(WRITTEN EXERCISE): Report every line in the listing that contains the string "paru".

(SOURCE RECORDS):

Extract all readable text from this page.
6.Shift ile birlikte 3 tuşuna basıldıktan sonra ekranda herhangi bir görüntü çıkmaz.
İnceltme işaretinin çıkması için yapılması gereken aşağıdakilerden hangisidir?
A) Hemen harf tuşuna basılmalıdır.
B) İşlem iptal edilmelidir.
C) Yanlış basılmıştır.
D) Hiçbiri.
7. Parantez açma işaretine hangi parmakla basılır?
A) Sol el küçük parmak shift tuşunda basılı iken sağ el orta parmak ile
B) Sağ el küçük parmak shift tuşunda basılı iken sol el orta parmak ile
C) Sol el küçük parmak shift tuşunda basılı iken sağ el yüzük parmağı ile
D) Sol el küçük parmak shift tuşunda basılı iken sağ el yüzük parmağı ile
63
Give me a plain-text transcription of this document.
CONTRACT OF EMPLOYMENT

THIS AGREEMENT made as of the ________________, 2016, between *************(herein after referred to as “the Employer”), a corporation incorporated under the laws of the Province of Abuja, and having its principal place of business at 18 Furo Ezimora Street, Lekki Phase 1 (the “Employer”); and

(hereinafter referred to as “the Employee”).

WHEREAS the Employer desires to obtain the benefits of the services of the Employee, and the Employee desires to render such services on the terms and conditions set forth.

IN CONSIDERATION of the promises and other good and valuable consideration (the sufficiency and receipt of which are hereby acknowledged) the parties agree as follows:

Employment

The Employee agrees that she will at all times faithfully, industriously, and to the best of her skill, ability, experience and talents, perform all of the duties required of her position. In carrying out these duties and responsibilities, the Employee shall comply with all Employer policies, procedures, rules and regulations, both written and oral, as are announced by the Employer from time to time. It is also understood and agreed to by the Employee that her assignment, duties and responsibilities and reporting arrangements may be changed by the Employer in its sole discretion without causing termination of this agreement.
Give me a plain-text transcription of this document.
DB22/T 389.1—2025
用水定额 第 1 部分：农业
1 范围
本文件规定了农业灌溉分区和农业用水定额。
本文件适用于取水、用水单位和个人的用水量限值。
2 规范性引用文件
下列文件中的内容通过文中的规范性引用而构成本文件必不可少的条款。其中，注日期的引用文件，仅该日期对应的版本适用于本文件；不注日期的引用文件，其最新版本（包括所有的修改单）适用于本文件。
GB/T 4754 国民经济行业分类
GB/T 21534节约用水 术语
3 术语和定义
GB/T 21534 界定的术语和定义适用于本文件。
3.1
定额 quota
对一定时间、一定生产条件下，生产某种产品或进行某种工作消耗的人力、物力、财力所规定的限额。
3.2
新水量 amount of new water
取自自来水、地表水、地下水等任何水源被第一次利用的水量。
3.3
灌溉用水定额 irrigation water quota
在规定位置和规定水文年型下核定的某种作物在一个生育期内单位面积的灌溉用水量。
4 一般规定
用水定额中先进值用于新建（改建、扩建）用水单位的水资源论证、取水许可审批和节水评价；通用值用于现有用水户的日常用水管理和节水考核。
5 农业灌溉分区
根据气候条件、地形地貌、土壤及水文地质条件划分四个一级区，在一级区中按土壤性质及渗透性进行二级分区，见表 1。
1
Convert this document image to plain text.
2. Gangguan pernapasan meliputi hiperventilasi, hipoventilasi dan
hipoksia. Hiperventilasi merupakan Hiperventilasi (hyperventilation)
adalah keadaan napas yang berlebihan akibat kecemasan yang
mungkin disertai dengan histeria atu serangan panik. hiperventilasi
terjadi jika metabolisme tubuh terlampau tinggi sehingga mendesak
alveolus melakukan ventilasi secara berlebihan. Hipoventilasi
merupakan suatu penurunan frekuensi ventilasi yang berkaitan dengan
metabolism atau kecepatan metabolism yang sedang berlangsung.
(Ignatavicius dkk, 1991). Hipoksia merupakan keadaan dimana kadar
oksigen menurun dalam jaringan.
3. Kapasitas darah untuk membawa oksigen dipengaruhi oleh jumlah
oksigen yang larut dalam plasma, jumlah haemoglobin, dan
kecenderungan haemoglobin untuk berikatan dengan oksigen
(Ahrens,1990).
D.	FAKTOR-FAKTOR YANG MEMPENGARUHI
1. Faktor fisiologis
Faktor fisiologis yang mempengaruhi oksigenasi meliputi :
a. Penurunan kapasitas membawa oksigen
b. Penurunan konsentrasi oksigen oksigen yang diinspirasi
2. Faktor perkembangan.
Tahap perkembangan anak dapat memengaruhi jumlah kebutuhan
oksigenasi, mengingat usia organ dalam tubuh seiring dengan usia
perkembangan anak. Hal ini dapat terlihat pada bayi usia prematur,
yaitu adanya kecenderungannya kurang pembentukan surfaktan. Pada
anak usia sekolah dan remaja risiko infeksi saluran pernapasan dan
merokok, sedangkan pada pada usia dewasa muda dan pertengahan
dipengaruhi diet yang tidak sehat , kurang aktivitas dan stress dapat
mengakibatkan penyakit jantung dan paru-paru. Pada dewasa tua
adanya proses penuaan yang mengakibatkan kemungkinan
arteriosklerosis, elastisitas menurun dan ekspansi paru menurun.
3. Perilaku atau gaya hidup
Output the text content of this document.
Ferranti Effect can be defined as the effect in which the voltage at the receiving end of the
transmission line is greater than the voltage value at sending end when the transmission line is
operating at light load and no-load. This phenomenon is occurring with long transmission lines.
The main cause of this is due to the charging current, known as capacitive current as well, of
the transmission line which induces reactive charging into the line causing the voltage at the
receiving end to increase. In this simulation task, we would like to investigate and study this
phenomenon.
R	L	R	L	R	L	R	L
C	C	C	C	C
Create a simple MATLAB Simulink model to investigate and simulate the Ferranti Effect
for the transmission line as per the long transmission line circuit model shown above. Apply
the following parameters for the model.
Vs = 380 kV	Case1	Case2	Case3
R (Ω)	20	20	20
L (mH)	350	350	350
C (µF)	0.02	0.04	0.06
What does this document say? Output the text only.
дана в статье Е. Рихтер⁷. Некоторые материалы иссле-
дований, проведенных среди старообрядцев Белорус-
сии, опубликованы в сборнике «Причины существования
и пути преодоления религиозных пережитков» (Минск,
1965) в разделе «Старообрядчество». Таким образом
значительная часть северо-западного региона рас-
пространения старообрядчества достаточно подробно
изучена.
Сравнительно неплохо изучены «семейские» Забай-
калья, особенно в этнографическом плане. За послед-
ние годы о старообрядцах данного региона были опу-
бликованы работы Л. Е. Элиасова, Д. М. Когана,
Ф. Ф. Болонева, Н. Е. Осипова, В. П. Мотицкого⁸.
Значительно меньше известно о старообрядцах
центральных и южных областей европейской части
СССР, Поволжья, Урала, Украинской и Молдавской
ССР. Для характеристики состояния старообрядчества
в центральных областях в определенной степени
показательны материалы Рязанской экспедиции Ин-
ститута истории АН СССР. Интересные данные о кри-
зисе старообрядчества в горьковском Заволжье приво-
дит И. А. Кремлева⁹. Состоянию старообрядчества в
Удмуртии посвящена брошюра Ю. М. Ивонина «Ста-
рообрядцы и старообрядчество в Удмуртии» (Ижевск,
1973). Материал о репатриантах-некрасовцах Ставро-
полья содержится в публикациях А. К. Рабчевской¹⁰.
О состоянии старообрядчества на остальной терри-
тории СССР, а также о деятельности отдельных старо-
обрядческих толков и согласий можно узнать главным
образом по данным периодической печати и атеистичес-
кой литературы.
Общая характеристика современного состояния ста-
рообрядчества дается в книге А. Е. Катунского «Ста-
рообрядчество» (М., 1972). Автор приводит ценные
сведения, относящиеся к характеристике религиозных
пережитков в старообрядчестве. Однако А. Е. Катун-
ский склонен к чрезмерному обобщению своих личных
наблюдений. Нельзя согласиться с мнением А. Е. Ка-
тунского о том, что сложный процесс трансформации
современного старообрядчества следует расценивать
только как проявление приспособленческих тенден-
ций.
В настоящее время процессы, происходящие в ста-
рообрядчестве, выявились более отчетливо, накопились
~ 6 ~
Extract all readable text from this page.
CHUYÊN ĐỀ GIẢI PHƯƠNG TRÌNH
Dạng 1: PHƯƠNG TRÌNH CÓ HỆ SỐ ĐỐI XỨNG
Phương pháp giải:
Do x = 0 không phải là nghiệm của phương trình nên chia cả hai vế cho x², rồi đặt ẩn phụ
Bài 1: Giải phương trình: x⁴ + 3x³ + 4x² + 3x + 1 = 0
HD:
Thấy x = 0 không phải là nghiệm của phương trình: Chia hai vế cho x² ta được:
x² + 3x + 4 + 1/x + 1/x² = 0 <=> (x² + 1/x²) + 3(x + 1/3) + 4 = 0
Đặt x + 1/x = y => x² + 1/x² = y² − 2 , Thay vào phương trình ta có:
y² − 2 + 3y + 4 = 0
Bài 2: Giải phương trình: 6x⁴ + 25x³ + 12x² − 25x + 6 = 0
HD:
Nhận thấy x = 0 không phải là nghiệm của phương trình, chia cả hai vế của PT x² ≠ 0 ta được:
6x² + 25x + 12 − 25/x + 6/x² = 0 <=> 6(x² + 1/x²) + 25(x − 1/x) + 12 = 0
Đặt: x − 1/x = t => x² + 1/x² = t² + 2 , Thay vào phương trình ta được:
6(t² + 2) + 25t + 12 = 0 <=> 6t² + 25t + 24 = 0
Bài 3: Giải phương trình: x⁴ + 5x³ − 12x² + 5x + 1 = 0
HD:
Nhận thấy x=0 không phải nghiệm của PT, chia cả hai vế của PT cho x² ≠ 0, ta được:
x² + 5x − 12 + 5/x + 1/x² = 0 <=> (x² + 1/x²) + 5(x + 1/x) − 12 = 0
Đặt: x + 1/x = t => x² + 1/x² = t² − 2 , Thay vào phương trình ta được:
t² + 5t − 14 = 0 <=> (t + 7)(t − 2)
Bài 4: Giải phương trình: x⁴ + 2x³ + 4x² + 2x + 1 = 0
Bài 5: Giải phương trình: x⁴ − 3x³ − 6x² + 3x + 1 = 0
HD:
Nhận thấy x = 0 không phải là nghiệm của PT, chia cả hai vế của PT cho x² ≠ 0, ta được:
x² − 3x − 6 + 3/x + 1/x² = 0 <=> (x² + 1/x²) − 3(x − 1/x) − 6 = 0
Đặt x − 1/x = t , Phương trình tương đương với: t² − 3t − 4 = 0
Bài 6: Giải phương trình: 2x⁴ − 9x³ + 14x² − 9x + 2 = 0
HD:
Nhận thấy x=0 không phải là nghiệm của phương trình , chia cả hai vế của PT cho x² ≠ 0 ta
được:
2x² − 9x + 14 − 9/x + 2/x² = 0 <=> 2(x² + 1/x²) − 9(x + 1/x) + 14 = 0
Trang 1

(THE SOLUTION):
mengakibatkan penyakit jantung dan paru-paru. Pada dewasa tua
arteriosklerosis, elastisitas menurun dan ekspansi paru menurun.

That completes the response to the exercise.